Scan the records for the word "color". Copy each line that includes it.

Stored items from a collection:
** Begin **

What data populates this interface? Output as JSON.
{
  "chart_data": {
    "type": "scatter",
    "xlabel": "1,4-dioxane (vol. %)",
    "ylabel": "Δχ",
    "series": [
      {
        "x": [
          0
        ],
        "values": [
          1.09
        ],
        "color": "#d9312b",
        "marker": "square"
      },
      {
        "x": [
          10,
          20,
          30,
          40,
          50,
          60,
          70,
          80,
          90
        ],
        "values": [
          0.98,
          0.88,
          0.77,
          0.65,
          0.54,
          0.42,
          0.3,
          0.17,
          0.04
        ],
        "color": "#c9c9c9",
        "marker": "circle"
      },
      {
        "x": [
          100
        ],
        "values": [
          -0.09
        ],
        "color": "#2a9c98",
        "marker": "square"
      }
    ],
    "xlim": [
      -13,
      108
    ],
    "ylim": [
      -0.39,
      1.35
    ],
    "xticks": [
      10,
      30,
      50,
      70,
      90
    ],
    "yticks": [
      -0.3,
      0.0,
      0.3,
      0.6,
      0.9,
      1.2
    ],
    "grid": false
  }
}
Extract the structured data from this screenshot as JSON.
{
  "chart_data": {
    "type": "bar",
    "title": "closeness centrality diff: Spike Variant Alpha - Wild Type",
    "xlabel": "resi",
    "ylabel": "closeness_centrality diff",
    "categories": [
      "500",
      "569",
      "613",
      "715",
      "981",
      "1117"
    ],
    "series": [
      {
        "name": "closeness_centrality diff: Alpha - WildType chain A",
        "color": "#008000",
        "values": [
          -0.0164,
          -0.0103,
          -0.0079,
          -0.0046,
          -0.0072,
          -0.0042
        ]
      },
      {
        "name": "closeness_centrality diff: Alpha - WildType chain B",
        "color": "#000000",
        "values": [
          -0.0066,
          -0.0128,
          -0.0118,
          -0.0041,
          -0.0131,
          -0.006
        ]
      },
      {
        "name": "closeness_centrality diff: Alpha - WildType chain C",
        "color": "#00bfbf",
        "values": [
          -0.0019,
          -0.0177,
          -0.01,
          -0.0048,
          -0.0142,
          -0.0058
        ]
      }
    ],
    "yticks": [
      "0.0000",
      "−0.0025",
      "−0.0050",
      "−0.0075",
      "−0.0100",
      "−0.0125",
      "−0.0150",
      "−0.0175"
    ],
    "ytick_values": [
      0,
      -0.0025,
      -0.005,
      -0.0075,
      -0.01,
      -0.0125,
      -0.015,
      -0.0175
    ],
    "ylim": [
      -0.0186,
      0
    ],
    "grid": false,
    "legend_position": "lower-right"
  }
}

** End **

#### [Solution for this task]
        "color": "#d9312b",
        "color": "#c9c9c9",
        "color": "#2a9c98",
        "color": "#008000",
        "color": "#000000",
        "color": "#00bfbf",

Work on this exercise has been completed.